> _Given task_: Repeat each entry in full, exactly.

> _Material_:
==============================

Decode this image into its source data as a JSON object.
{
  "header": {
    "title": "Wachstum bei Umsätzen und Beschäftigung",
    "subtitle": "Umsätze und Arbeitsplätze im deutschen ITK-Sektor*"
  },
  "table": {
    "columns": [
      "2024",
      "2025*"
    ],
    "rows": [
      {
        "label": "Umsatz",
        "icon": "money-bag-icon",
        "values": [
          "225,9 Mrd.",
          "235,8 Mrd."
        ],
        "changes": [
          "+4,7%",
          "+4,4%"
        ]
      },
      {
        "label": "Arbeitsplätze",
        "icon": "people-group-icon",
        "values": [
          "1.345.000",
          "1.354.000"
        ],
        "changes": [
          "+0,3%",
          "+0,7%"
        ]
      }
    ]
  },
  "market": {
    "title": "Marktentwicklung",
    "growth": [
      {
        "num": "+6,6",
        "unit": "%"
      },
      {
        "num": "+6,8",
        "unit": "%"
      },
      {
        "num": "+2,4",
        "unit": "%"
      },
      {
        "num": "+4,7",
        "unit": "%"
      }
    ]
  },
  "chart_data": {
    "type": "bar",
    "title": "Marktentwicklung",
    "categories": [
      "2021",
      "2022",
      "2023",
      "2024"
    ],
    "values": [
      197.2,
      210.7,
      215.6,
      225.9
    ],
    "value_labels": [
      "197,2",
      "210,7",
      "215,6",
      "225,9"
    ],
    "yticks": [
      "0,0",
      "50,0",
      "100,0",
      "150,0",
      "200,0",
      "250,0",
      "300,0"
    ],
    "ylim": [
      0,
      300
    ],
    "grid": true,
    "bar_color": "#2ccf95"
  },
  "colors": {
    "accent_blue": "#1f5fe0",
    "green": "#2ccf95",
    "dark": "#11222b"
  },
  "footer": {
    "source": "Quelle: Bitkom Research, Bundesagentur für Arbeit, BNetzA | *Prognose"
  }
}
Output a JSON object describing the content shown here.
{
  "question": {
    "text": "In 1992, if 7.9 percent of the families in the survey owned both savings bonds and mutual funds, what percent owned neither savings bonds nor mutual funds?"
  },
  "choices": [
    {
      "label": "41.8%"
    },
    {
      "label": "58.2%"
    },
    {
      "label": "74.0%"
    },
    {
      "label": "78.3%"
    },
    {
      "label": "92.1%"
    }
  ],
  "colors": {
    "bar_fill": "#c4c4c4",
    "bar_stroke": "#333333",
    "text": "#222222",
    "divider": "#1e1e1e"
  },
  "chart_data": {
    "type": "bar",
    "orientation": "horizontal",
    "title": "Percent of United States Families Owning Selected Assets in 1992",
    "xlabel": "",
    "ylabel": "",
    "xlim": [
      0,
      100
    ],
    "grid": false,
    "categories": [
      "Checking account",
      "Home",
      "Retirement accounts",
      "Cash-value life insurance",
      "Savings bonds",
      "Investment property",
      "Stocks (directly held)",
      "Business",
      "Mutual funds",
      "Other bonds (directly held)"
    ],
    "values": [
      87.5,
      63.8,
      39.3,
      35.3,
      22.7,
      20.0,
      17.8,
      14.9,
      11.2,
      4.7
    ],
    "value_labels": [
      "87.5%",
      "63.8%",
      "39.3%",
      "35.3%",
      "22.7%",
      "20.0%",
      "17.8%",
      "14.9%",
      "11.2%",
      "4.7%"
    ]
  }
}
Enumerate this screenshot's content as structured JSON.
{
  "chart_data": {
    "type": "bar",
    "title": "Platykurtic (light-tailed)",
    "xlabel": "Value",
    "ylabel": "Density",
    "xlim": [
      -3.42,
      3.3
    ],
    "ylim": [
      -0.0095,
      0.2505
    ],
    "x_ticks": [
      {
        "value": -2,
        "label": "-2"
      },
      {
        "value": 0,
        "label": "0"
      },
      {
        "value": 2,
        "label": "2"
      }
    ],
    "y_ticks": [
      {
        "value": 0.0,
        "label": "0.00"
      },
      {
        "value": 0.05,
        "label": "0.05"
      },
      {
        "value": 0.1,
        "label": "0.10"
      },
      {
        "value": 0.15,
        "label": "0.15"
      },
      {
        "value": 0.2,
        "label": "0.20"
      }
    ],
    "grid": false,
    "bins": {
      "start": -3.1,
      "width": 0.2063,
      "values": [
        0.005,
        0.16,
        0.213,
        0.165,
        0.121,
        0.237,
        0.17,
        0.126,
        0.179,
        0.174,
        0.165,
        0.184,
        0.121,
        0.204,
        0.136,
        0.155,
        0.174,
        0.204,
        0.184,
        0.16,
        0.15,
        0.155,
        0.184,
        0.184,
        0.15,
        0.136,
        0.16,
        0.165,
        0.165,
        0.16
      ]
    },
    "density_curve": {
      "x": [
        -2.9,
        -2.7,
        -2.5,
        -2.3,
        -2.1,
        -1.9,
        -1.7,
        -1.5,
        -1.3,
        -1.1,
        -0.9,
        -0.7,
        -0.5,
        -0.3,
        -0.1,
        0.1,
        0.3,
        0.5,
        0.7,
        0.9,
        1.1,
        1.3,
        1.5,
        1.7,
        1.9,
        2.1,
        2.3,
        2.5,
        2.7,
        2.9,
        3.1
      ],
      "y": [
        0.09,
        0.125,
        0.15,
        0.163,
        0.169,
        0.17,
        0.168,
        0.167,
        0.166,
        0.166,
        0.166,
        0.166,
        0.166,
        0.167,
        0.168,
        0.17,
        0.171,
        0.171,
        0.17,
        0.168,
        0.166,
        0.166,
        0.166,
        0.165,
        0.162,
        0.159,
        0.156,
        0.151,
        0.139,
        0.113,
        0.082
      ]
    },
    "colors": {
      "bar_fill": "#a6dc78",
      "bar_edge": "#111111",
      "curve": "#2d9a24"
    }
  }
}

==============================

> _Expected output_:
Decode this image into its source data as a JSON object.
{
  "header": {
    "title": "Wachstum bei Umsätzen und Beschäftigung",
    "subtitle": "Umsätze und Arbeitsplätze im deutschen ITK-Sektor*"
  },
  "table": {
    "columns": [
      "2024",
      "2025*"
    ],
    "rows": [
      {
        "label": "Umsatz",
        "icon": "money-bag-icon",
        "values": [
          "225,9 Mrd.",
          "235,8 Mrd."
        ],
        "changes": [
          "+4,7%",
          "+4,4%"
        ]
      },
      {
        "label": "Arbeitsplätze",
        "icon": "people-group-icon",
        "values": [
          "1.345.000",
          "1.354.000"
        ],
        "changes": [
          "+0,3%",
          "+0,7%"
        ]
      }
    ]
  },
  "market": {
    "title": "Marktentwicklung",
    "growth": [
      {
        "num": "+6,6",
        "unit": "%"
      },
      {
        "num": "+6,8",
        "unit": "%"
      },
      {
        "num": "+2,4",
        "unit": "%"
      },
      {
        "num": "+4,7",
        "unit": "%"
      }
    ]
  },
  "chart_data": {
    "type": "bar",
    "title": "Marktentwicklung",
    "categories": [
      "2021",
      "2022",
      "2023",
      "2024"
    ],
    "values": [
      197.2,
      210.7,
      215.6,
      225.9
    ],
    "value_labels": [
      "197,2",
      "210,7",
      "215,6",
      "225,9"
    ],
    "yticks": [
      "0,0",
      "50,0",
      "100,0",
      "150,0",
      "200,0",
      "250,0",
      "300,0"
    ],
    "ylim": [
      0,
      300
    ],
    "grid": true,
    "bar_color": "#2ccf95"
  },
  "colors": {
    "accent_blue": "#1f5fe0",
    "green": "#2ccf95",
    "dark": "#11222b"
  },
  "footer": {
    "source": "Quelle: Bitkom Research, Bundesagentur für Arbeit, BNetzA | *Prognose"
  }
}
Output a JSON object describing the content shown here.
{
  "question": {
    "text": "In 1992, if 7.9 percent of the families in the survey owned both savings bonds and mutual funds, what percent owned neither savings bonds nor mutual funds?"
  },
  "choices": [
    {
      "label": "41.8%"
    },
    {
      "label": "58.2%"
    },
    {
      "label": "74.0%"
    },
    {
      "label": "78.3%"
    },
    {
      "label": "92.1%"
    }
  ],
  "colors": {
    "bar_fill": "#c4c4c4",
    "bar_stroke": "#333333",
    "text": "#222222",
    "divider": "#1e1e1e"
  },
  "chart_data": {
    "type": "bar",
    "orientation": "horizontal",
    "title": "Percent of United States Families Owning Selected Assets in 1992",
    "xlabel": "",
    "ylabel": "",
    "xlim": [
      0,
      100
    ],
    "grid": false,
    "categories": [
      "Checking account",
      "Home",
      "Retirement accounts",
      "Cash-value life insurance",
      "Savings bonds",
      "Investment property",
      "Stocks (directly held)",
      "Business",
      "Mutual funds",
      "Other bonds (directly held)"
    ],
    "values": [
      87.5,
      63.8,
      39.3,
      35.3,
      22.7,
      20.0,
      17.8,
      14.9,
      11.2,
      4.7
    ],
    "value_labels": [
      "87.5%",
      "63.8%",
      "39.3%",
      "35.3%",
      "22.7%",
      "20.0%",
      "17.8%",
      "14.9%",
      "11.2%",
      "4.7%"
    ]
  }
}
Enumerate this screenshot's content as structured JSON.
{
  "chart_data": {
    "type": "bar",
    "title": "Platykurtic (light-tailed)",
    "xlabel": "Value",
    "ylabel": "Density",
    "xlim": [
      -3.42,
      3.3
    ],
    "ylim": [
      -0.0095,
      0.2505
    ],
    "x_ticks": [
      {
        "value": -2,
        "label": "-2"
      },
      {
        "value": 0,
        "label": "0"
      },
      {
        "value": 2,
        "label": "2"
      }
    ],
    "y_ticks": [
      {
        "value": 0.0,
        "label": "0.00"
      },
      {
        "value": 0.05,
        "label": "0.05"
      },
      {
        "value": 0.1,
        "label": "0.10"
      },
      {
        "value": 0.15,
        "label": "0.15"
      },
      {
        "value": 0.2,
        "label": "0.20"
      }
    ],
    "grid": false,
    "bins": {
      "start": -3.1,
      "width": 0.2063,
      "values": [
        0.005,
        0.16,
        0.213,
        0.165,
        0.121,
        0.237,
        0.17,
        0.126,
        0.179,
        0.174,
        0.165,
        0.184,
        0.121,
        0.204,
        0.136,
        0.155,
        0.174,
        0.204,
        0.184,
        0.16,
        0.15,
        0.155,
        0.184,
        0.184,
        0.15,
        0.136,
        0.16,
        0.165,
        0.165,
        0.16
      ]
    },
    "density_curve": {
      "x": [
        -2.9,
        -2.7,
        -2.5,
        -2.3,
        -2.1,
        -1.9,
        -1.7,
        -1.5,
        -1.3,
        -1.1,
        -0.9,
        -0.7,
        -0.5,
        -0.3,
        -0.1,
        0.1,
        0.3,
        0.5,
        0.7,
        0.9,
        1.1,
        1.3,
        1.5,
        1.7,
        1.9,
        2.1,
        2.3,
        2.5,
        2.7,
        2.9,
        3.1
      ],
      "y": [
        0.09,
        0.125,
        0.15,
        0.163,
        0.169,
        0.17,
        0.168,
        0.167,
        0.166,
        0.166,
        0.166,
        0.166,
        0.166,
        0.167,
        0.168,
        0.17,
        0.171,
        0.171,
        0.17,
        0.168,
        0.166,
        0.166,
        0.166,
        0.165,
        0.162,
        0.159,
        0.156,
        0.151,
        0.139,
        0.113,
        0.082
      ]
    },
    "colors": {
      "bar_fill": "#a6dc78",
      "bar_edge": "#111111",
      "curve": "#2d9a24"
    }
  }
}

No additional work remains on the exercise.